[Extracted data entries]
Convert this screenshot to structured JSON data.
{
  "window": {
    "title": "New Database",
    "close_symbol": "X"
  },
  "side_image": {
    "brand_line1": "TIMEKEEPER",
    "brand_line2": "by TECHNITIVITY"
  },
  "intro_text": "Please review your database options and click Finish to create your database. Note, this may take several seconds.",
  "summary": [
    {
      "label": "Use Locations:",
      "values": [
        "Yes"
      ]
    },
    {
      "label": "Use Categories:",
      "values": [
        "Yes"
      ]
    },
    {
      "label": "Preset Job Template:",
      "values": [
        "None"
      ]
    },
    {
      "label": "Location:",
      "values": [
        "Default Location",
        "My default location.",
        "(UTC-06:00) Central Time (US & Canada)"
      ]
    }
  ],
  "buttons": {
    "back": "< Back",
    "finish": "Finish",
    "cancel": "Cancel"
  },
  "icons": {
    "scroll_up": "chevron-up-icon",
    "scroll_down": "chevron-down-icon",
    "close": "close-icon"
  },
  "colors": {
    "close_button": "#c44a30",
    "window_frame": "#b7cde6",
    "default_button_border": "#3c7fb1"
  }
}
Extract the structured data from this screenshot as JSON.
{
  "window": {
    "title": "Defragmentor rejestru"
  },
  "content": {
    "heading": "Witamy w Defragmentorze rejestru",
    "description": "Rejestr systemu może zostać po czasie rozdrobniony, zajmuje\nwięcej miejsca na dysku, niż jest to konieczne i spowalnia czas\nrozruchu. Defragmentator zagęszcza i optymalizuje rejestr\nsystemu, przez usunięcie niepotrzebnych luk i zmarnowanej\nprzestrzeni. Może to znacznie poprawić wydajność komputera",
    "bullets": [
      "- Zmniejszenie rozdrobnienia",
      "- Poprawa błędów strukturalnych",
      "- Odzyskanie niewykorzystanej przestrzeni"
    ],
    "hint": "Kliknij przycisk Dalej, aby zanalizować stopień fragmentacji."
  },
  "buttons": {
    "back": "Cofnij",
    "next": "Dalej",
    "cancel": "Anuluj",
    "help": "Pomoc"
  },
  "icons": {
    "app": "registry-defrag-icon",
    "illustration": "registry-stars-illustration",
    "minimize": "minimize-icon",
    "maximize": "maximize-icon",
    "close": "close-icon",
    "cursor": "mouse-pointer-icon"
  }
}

What needs to be done:
Take the records above and return them exactly as written.

The solution:
Convert this screenshot to structured JSON data.
{
  "window": {
    "title": "New Database",
    "close_symbol": "X"
  },
  "side_image": {
    "brand_line1": "TIMEKEEPER",
    "brand_line2": "by TECHNITIVITY"
  },
  "intro_text": "Please review your database options and click Finish to create your database. Note, this may take several seconds.",
  "summary": [
    {
      "label": "Use Locations:",
      "values": [
        "Yes"
      ]
    },
    {
      "label": "Use Categories:",
      "values": [
        "Yes"
      ]
    },
    {
      "label": "Preset Job Template:",
      "values": [
        "None"
      ]
    },
    {
      "label": "Location:",
      "values": [
        "Default Location",
        "My default location.",
        "(UTC-06:00) Central Time (US & Canada)"
      ]
    }
  ],
  "buttons": {
    "back": "< Back",
    "finish": "Finish",
    "cancel": "Cancel"
  },
  "icons": {
    "scroll_up": "chevron-up-icon",
    "scroll_down": "chevron-down-icon",
    "close": "close-icon"
  },
  "colors": {
    "close_button": "#c44a30",
    "window_frame": "#b7cde6",
    "default_button_border": "#3c7fb1"
  }
}
Extract the structured data from this screenshot as JSON.
{
  "window": {
    "title": "Defragmentor rejestru"
  },
  "content": {
    "heading": "Witamy w Defragmentorze rejestru",
    "description": "Rejestr systemu może zostać po czasie rozdrobniony, zajmuje\nwięcej miejsca na dysku, niż jest to konieczne i spowalnia czas\nrozruchu. Defragmentator zagęszcza i optymalizuje rejestr\nsystemu, przez usunięcie niepotrzebnych luk i zmarnowanej\nprzestrzeni. Może to znacznie poprawić wydajność komputera",
    "bullets": [
      "- Zmniejszenie rozdrobnienia",
      "- Poprawa błędów strukturalnych",
      "- Odzyskanie niewykorzystanej przestrzeni"
    ],
    "hint": "Kliknij przycisk Dalej, aby zanalizować stopień fragmentacji."
  },
  "buttons": {
    "back": "Cofnij",
    "next": "Dalej",
    "cancel": "Anuluj",
    "help": "Pomoc"
  },
  "icons": {
    "app": "registry-defrag-icon",
    "illustration": "registry-stars-illustration",
    "minimize": "minimize-icon",
    "maximize": "maximize-icon",
    "close": "close-icon",
    "cursor": "mouse-pointer-icon"
  }
}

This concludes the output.